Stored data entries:
======

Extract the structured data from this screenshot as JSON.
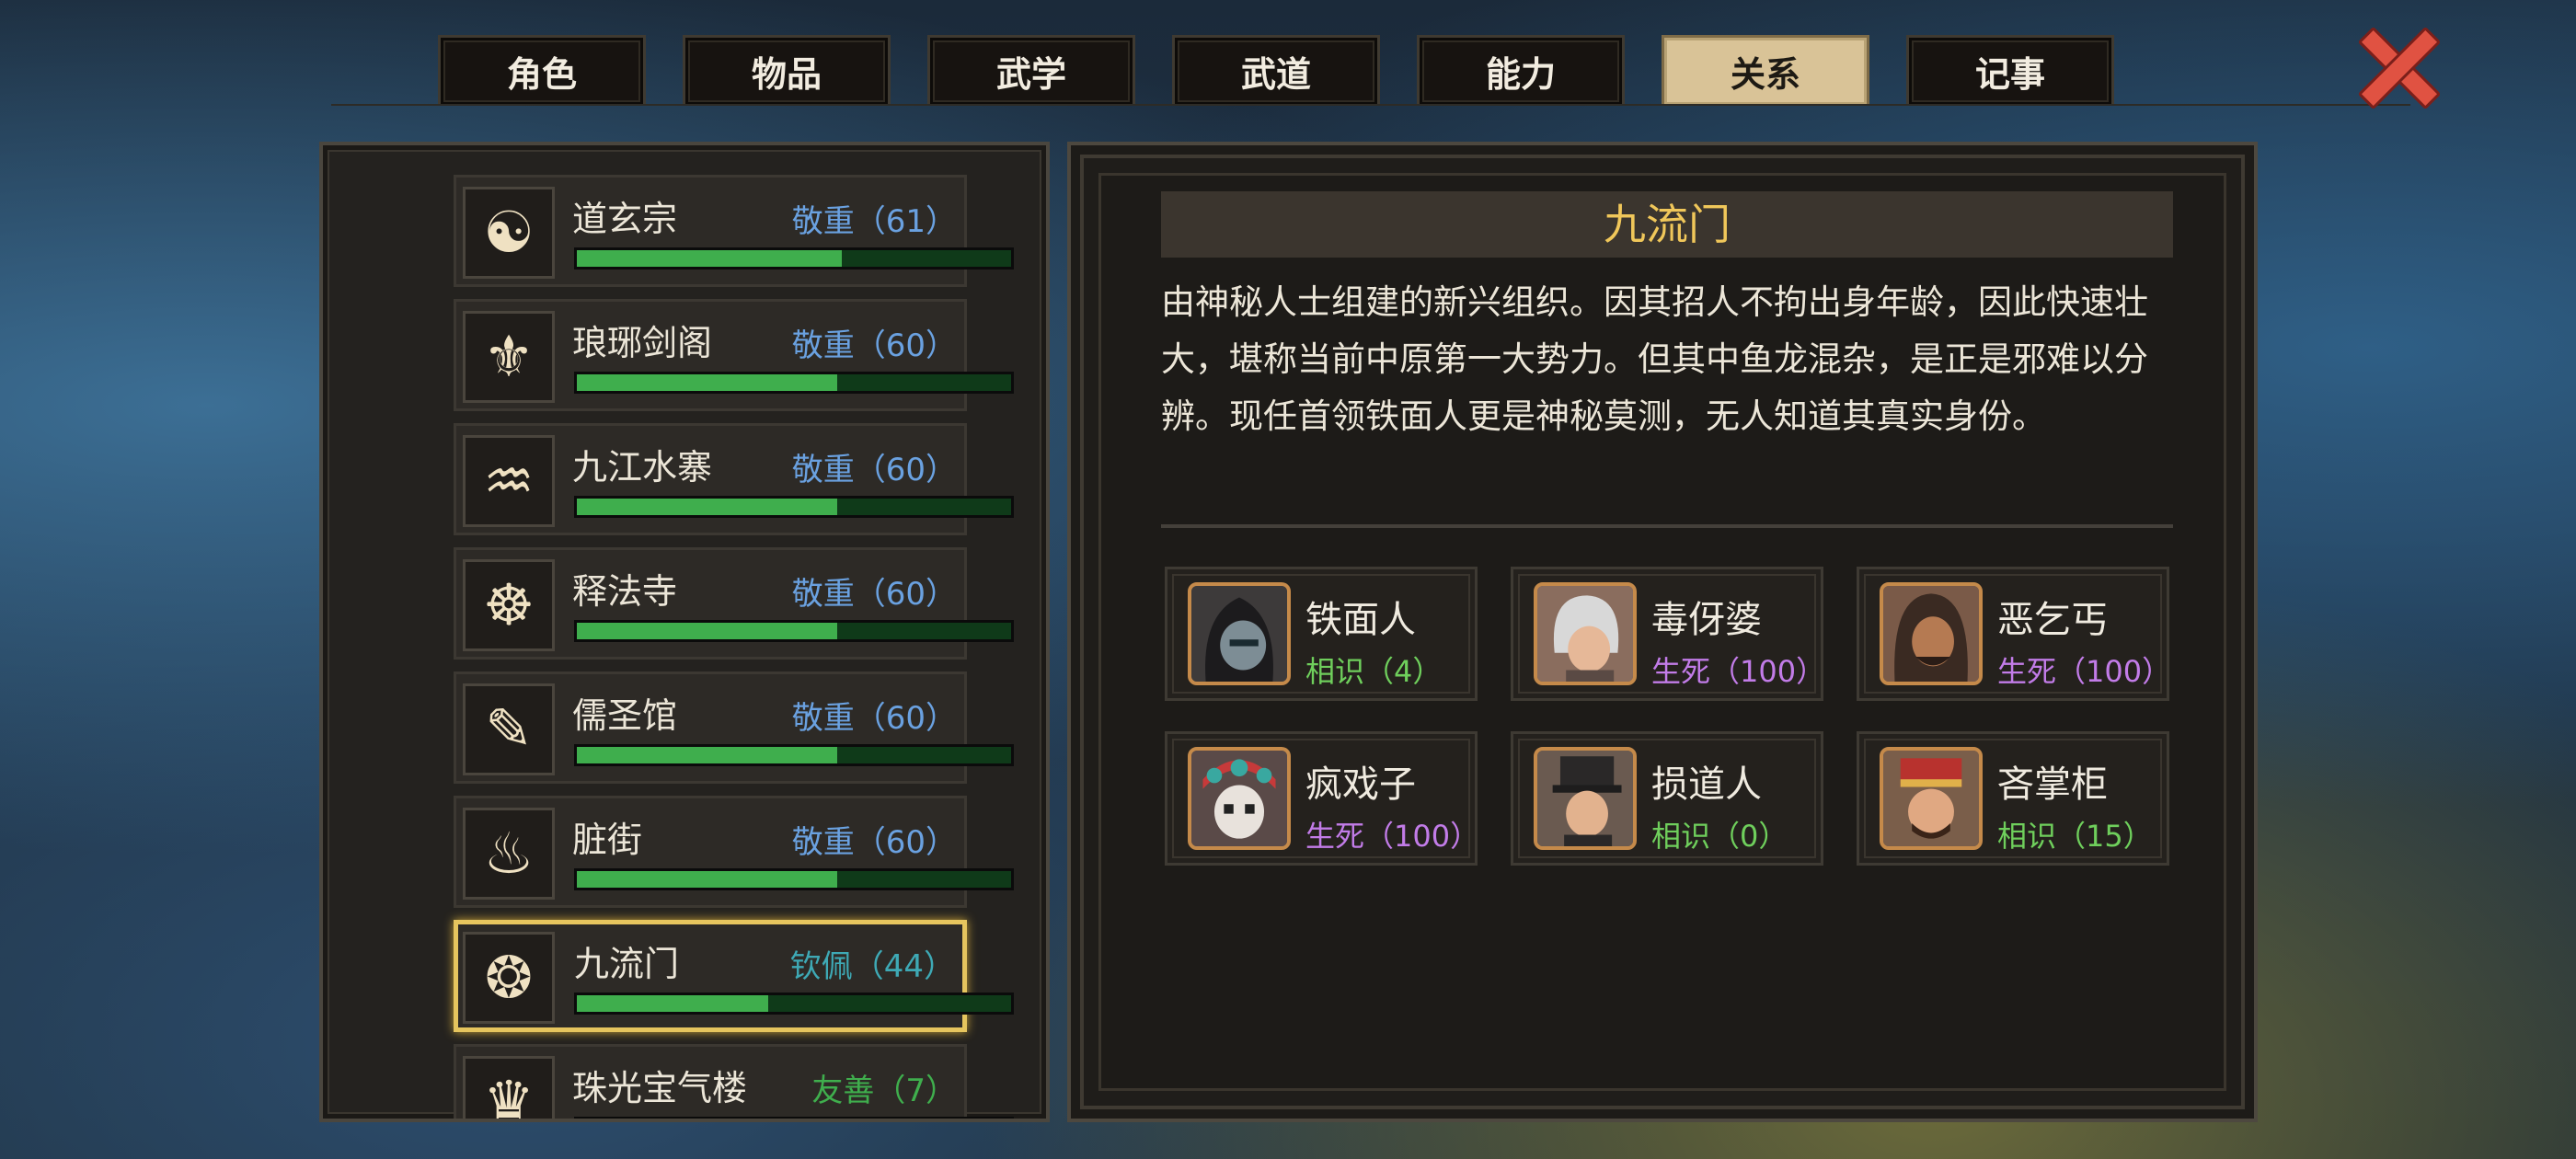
{
  "tabs": [
    {
      "label": "角色"
    },
    {
      "label": "物品"
    },
    {
      "label": "武学"
    },
    {
      "label": "武道"
    },
    {
      "label": "能力"
    },
    {
      "label": "关系",
      "active": true
    },
    {
      "label": "记事"
    }
  ],
  "factions": [
    {
      "name": "道玄宗",
      "status": "敬重（61）",
      "progress": 0.61,
      "icon": "swirl-emblem-icon",
      "glyph": "☯",
      "color": "#6aa1e0"
    },
    {
      "name": "琅琊剑阁",
      "status": "敬重（60）",
      "progress": 0.6,
      "icon": "sword-crest-icon",
      "glyph": "⚜",
      "color": "#6aa1e0"
    },
    {
      "name": "九江水寨",
      "status": "敬重（60）",
      "progress": 0.6,
      "icon": "water-fort-icon",
      "glyph": "♒",
      "color": "#6aa1e0"
    },
    {
      "name": "释法寺",
      "status": "敬重（60）",
      "progress": 0.6,
      "icon": "buddha-icon",
      "glyph": "☸",
      "color": "#6aa1e0"
    },
    {
      "name": "儒圣馆",
      "status": "敬重（60）",
      "progress": 0.6,
      "icon": "scroll-icon",
      "glyph": "✎",
      "color": "#6aa1e0"
    },
    {
      "name": "脏街",
      "status": "敬重（60）",
      "progress": 0.6,
      "icon": "beast-mask-icon",
      "glyph": "♨",
      "color": "#6aa1e0"
    },
    {
      "name": "九流门",
      "status": "钦佩（44）",
      "progress": 0.44,
      "icon": "triple-swirl-icon",
      "glyph": "❂",
      "color": "#3ea9b5",
      "selected": true
    },
    {
      "name": "珠光宝气楼",
      "status": "友善（7）",
      "progress": 0.07,
      "icon": "treasure-icon",
      "glyph": "♛",
      "color": "#3fae4d"
    }
  ],
  "detail": {
    "title": "九流门",
    "description": "由神秘人士组建的新兴组织。因其招人不拘出身年龄，因此快速壮大，堪称当前中原第一大势力。但其中鱼龙混杂，是正是邪难以分辨。现任首领铁面人更是神秘莫测，无人知道其真实身份。"
  },
  "members": [
    {
      "name": "铁面人",
      "relation": "相识（4）",
      "color": "#6fcf5c",
      "portrait": "iron-mask-portrait"
    },
    {
      "name": "毒伢婆",
      "relation": "生死（100）",
      "color": "#c27ce8",
      "portrait": "old-woman-portrait"
    },
    {
      "name": "恶乞丐",
      "relation": "生死（100）",
      "color": "#c27ce8",
      "portrait": "beggar-portrait"
    },
    {
      "name": "疯戏子",
      "relation": "生死（100）",
      "color": "#c27ce8",
      "portrait": "opera-mask-portrait"
    },
    {
      "name": "损道人",
      "relation": "相识（0）",
      "color": "#6fcf5c",
      "portrait": "taoist-portrait"
    },
    {
      "name": "吝掌柜",
      "relation": "相识（15）",
      "color": "#6fcf5c",
      "portrait": "shopkeeper-portrait"
    }
  ]
}
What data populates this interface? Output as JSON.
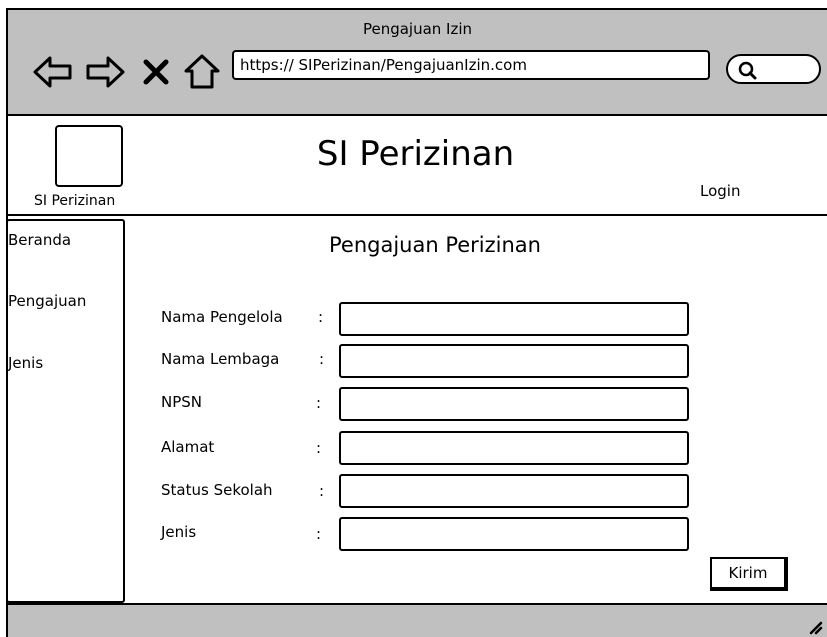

======

__To be done__. Go through the entries above and copy every line containing "JSON".

__Final answer__.
Extract the structured data from this screenshot as JSON.
What data populates this interface? Output as JSON.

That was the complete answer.